[Collected data]
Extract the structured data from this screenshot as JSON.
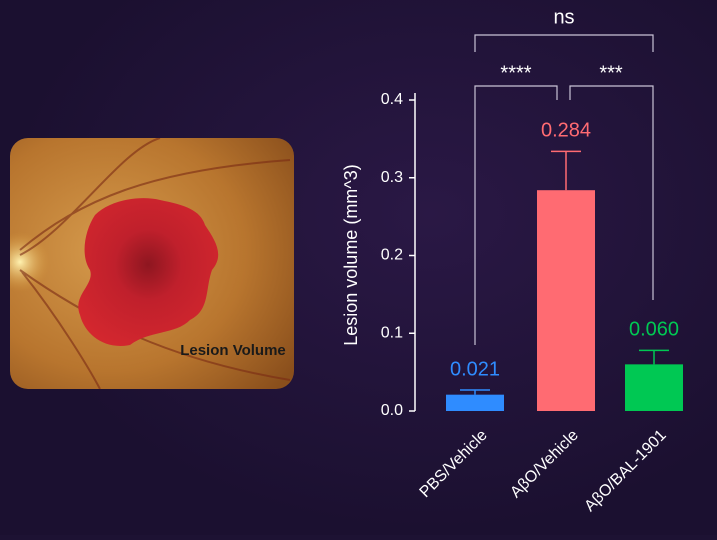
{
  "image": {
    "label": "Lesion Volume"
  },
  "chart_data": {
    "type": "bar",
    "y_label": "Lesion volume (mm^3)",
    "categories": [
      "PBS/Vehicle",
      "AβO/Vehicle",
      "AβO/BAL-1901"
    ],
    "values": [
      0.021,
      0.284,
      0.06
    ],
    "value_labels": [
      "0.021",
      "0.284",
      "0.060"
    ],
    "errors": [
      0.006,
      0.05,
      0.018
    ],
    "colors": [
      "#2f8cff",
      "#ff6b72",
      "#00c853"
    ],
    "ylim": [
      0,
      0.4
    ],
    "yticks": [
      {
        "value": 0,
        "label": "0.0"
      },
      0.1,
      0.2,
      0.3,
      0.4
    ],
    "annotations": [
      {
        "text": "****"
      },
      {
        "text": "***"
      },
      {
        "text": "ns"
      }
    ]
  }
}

---

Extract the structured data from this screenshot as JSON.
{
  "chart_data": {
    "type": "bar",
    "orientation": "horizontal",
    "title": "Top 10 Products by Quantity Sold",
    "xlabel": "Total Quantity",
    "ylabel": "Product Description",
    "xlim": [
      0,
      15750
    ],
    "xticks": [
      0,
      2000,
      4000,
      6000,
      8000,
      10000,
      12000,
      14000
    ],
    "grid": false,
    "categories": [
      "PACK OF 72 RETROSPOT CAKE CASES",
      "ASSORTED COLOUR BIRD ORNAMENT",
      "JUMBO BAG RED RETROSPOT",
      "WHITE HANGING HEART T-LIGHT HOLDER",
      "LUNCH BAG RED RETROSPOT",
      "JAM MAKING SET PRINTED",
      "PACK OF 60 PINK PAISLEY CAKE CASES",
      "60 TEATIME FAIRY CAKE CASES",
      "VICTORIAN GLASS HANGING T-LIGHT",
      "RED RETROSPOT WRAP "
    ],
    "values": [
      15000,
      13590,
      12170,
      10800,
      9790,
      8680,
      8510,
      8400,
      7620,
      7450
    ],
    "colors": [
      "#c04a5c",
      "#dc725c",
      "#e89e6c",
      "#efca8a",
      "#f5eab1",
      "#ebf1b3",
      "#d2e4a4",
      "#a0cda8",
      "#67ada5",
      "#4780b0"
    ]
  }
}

...

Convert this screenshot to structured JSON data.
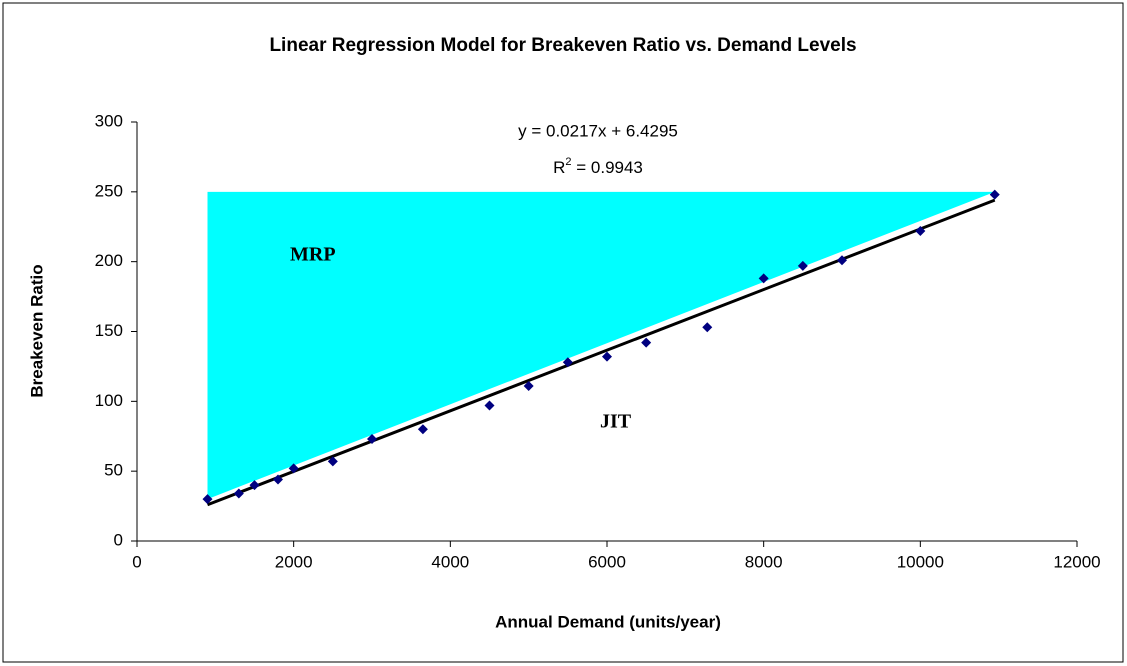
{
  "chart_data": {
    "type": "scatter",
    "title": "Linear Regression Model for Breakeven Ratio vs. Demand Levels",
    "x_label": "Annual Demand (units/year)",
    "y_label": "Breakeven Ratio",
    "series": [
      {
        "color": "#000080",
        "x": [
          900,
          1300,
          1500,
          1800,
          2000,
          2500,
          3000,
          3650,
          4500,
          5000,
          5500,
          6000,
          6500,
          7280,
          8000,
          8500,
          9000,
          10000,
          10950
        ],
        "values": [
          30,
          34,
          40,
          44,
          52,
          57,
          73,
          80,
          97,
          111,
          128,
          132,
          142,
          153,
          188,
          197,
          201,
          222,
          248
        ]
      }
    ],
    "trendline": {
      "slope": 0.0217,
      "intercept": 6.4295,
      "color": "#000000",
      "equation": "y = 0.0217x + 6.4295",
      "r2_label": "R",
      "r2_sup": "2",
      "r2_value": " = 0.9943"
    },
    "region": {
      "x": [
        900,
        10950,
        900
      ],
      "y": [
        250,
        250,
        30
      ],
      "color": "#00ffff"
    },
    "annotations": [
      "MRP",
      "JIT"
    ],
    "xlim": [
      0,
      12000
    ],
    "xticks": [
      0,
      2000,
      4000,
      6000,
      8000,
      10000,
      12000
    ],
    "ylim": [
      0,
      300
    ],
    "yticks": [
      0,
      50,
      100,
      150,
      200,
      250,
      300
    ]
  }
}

§ **CHALLENGE**:
Copy every line of the listing that includes the string "RETROSPOT".

§ **EXERCISE RESULT**:
      "PACK OF 72 RETROSPOT CAKE CASES",
      "JUMBO BAG RED RETROSPOT",
      "LUNCH BAG RED RETROSPOT",
      "RED RETROSPOT WRAP "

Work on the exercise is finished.